• _INSTRUCTIONS TO FOLLOW_
Show all lines of the listing that hold the word "content".

[Records contained in a dataset]
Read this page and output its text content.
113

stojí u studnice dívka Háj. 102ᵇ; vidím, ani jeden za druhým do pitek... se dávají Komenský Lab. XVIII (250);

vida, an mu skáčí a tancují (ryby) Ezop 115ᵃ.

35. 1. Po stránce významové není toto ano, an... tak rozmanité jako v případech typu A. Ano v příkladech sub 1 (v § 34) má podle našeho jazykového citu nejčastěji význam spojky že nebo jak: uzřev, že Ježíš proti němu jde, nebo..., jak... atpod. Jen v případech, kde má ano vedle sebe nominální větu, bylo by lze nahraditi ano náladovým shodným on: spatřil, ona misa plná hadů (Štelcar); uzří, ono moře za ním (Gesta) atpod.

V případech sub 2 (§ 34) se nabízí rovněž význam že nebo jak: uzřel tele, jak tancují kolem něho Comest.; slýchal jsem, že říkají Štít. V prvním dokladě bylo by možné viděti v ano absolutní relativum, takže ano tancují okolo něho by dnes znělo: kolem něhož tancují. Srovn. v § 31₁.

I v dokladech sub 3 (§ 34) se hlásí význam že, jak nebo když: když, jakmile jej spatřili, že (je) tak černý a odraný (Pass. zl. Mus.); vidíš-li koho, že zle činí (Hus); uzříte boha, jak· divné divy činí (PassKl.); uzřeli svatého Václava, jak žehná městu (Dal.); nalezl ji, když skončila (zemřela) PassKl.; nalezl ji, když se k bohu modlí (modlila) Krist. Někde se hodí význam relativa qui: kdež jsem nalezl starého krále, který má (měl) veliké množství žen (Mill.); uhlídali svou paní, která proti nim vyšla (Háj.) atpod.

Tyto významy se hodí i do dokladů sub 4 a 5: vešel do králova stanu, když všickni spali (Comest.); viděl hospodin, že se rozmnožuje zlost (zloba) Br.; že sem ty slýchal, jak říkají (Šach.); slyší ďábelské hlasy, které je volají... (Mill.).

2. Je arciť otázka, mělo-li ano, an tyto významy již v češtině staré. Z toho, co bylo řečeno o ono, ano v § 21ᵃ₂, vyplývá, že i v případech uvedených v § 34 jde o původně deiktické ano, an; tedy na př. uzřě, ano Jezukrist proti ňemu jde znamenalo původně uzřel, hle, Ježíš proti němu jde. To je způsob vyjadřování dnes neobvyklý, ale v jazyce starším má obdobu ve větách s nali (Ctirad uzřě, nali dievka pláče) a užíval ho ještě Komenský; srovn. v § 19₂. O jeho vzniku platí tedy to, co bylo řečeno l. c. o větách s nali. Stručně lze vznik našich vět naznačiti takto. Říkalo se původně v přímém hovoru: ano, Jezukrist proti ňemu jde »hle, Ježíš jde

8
* * *
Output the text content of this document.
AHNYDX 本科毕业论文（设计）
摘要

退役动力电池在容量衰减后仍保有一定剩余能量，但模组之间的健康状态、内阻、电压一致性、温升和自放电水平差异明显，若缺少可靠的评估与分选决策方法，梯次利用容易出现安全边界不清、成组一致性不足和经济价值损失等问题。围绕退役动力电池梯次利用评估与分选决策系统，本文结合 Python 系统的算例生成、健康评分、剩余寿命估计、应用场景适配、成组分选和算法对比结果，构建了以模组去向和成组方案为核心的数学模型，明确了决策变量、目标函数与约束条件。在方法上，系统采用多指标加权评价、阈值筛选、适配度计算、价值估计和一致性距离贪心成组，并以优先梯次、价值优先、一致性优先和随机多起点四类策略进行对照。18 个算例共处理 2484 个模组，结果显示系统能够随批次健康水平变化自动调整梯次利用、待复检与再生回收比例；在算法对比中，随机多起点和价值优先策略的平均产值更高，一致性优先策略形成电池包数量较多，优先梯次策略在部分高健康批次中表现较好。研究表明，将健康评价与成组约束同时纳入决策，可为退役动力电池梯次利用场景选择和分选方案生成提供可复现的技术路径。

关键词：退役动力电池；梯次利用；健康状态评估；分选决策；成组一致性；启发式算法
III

• _THE RESPONSE_
Read this page and output its text content.
Output the text content of this document.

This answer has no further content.